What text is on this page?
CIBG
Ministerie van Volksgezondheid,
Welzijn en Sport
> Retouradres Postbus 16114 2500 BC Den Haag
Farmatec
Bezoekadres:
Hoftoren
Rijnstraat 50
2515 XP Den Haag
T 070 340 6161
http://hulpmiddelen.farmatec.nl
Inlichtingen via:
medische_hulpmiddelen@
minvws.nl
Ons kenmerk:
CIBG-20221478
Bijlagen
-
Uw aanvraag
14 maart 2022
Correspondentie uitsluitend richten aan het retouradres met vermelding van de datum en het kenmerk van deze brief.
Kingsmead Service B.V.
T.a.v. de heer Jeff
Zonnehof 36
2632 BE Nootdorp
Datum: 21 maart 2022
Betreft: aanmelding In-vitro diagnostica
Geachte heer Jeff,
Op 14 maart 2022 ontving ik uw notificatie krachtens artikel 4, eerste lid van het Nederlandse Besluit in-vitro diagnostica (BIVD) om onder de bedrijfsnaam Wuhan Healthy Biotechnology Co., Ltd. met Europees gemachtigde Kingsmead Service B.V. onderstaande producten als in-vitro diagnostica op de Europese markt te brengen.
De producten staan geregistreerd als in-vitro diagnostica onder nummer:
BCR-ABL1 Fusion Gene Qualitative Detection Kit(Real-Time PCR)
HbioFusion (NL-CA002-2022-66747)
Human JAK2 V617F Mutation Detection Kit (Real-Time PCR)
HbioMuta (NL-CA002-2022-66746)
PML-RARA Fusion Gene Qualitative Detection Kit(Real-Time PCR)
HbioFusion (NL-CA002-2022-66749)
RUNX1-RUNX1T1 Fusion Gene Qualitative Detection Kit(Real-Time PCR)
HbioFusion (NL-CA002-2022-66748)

*THE TASK:* Write the whole listing out again exactly.

*EXERCISE RESPONSE:*
What text is on this page?
CIBG
Ministerie van Volksgezondheid,
Welzijn en Sport
> Retouradres Postbus 16114 2500 BC Den Haag
Farmatec
Bezoekadres:
Hoftoren
Rijnstraat 50
2515 XP Den Haag
T 070 340 6161
http://hulpmiddelen.farmatec.nl
Inlichtingen via:
medische_hulpmiddelen@
minvws.nl
Ons kenmerk:
CIBG-20221478
Bijlagen
-
Uw aanvraag
14 maart 2022
Correspondentie uitsluitend richten aan het retouradres met vermelding van de datum en het kenmerk van deze brief.
Kingsmead Service B.V.
T.a.v. de heer Jeff
Zonnehof 36
2632 BE Nootdorp
Datum: 21 maart 2022
Betreft: aanmelding In-vitro diagnostica
Geachte heer Jeff,
Op 14 maart 2022 ontving ik uw notificatie krachtens artikel 4, eerste lid van het Nederlandse Besluit in-vitro diagnostica (BIVD) om onder de bedrijfsnaam Wuhan Healthy Biotechnology Co., Ltd. met Europees gemachtigde Kingsmead Service B.V. onderstaande producten als in-vitro diagnostica op de Europese markt te brengen.
De producten staan geregistreerd als in-vitro diagnostica onder nummer:
BCR-ABL1 Fusion Gene Qualitative Detection Kit(Real-Time PCR)
HbioFusion (NL-CA002-2022-66747)
Human JAK2 V617F Mutation Detection Kit (Real-Time PCR)
HbioMuta (NL-CA002-2022-66746)
PML-RARA Fusion Gene Qualitative Detection Kit(Real-Time PCR)
HbioFusion (NL-CA002-2022-66749)
RUNX1-RUNX1T1 Fusion Gene Qualitative Detection Kit(Real-Time PCR)
HbioFusion (NL-CA002-2022-66748)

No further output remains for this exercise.